**Problem description**
All lines holding the string "text" are to be shown.

**Record extracts**
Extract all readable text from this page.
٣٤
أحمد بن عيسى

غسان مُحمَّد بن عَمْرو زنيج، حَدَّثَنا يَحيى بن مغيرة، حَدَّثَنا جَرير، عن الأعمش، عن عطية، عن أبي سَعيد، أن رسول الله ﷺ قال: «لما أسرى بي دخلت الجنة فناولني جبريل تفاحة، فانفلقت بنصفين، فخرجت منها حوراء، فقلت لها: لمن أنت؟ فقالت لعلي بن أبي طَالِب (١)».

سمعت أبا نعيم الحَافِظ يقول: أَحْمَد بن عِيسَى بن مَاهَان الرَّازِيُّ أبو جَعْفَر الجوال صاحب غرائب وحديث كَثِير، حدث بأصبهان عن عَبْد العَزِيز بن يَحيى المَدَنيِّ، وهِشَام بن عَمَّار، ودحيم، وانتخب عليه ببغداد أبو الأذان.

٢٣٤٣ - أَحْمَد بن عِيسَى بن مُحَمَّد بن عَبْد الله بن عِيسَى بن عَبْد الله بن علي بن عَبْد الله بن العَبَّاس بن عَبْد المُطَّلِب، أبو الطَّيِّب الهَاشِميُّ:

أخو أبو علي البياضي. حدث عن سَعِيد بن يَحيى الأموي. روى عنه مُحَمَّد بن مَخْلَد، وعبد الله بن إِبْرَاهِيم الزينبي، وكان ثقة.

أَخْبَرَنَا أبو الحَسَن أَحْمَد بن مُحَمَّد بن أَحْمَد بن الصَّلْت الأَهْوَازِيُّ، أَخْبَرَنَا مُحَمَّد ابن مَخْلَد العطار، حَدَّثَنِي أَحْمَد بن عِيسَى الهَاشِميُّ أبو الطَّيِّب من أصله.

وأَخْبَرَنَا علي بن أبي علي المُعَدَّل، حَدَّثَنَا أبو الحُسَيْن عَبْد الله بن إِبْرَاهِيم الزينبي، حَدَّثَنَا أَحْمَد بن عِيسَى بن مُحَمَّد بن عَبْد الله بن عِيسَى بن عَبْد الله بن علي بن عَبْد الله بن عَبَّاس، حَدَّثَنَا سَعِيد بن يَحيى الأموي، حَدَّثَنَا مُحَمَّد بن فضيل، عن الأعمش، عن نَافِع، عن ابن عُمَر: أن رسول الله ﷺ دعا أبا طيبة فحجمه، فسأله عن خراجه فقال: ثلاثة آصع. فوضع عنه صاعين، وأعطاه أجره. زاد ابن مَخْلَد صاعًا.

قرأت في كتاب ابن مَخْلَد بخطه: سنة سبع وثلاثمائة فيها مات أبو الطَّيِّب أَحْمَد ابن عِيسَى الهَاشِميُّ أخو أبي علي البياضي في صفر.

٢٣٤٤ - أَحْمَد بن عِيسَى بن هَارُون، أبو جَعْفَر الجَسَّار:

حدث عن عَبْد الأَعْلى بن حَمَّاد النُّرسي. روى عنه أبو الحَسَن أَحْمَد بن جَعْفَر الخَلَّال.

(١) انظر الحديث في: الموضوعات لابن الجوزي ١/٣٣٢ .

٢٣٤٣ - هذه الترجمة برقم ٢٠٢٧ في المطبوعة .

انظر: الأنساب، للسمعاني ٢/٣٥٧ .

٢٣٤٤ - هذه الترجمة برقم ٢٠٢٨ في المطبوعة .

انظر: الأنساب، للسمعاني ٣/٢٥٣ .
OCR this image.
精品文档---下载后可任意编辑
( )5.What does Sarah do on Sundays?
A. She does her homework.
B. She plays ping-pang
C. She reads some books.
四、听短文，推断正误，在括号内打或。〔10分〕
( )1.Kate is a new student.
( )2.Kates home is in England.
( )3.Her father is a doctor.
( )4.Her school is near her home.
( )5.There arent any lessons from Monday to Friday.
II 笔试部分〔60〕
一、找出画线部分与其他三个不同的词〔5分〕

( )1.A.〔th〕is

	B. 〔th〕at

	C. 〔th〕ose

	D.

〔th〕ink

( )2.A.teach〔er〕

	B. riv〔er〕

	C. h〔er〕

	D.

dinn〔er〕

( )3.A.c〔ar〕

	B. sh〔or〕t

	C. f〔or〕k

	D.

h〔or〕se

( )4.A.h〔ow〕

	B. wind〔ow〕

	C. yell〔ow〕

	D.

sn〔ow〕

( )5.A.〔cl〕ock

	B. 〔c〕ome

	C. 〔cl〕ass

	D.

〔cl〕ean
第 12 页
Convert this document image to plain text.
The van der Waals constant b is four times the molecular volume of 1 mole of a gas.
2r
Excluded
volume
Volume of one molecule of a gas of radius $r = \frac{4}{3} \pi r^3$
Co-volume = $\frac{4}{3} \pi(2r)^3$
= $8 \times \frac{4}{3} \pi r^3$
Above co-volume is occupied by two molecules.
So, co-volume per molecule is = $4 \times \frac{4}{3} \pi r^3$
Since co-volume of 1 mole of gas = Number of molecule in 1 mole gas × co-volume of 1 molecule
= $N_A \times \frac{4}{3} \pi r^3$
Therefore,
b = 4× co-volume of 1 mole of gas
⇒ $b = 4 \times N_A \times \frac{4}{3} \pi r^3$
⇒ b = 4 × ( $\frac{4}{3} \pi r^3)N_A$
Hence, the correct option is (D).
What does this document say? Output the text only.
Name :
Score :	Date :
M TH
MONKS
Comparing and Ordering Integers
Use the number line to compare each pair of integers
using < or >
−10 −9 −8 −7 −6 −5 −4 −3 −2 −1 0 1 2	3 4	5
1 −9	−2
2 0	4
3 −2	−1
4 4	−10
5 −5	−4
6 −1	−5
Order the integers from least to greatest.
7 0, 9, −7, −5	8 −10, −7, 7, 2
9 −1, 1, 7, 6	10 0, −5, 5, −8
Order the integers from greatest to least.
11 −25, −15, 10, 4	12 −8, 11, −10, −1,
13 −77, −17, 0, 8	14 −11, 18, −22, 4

**Solved problem**
Extract all readable text from this page.
Convert this document image to plain text.
What does this document say? Output the text only.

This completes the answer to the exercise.